• [Aim of the task]: In three sentences, summarize the passage below on monitoring in sustainable forestry certification.

• [Passage provided]:
/---

Also, the three organizations active in the field of sustainable forestry have to some extent detailed procedures at their disposal for the monitoring of their rule-addressees by independent third parties. These actors in turn are accredited by independent bodies according to well-defined procedures. Only the FSC commits its accredited certification agencies to conduct surveys on site (cp. FSC Accreditation Manual, Section 15). In contrast, according to the rules of ISO 14001, even self-certifications of environmental management systems are admissible, leaving the decision up to the rule-addressees (Haufler 2002: 24). The standard setting by ISO 14001 as well as the PEFC is not monitored by external actors but by the general assembly in cooperation with the elected council (ISO/IEC Guide 61 and 62; PEFC Accreditation and Certification Procedures). In contrast, the FSC stands out by its practice of allowing not only members but also external stakeholders as well as the public to call the diverse bodies of the organization to account if acting against the principles and statutes of the FSC (cp. FSC-Bylaws). Against this background the monitoring mechanisms of the FSC are rated as highly effective whereas those of the PEFC are classified as average and those of the ISO 14001 as only marginally effective.

\---

• [Collected material]:
/---

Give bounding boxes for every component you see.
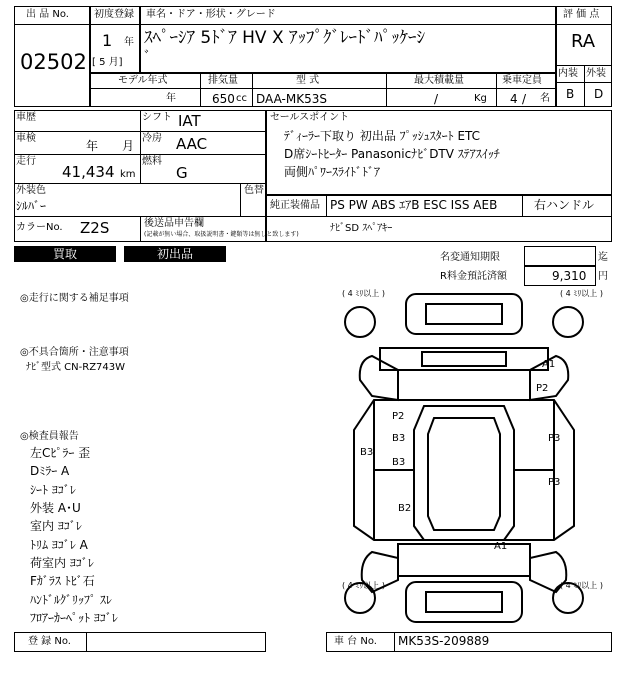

\---

• [Response]: The three organizations active in sustainable forestry use independent third parties, themselves accredited by independent bodies, to monitor their rule-addressees, but only the FSC requires its accredited certification agencies to conduct on-site surveys, while ISO 14001 even permits self-certification. Standard setting under ISO 14001 and the PEFC is monitored not by external actors but by the general assembly together with the elected council, whereas the FSC allows members, external stakeholders and the public to call its bodies to account for acting against its principles and statutes. On this basis, the FSC's monitoring mechanisms are rated highly effective, the PEFC's average, and those of ISO 14001 only marginally effective.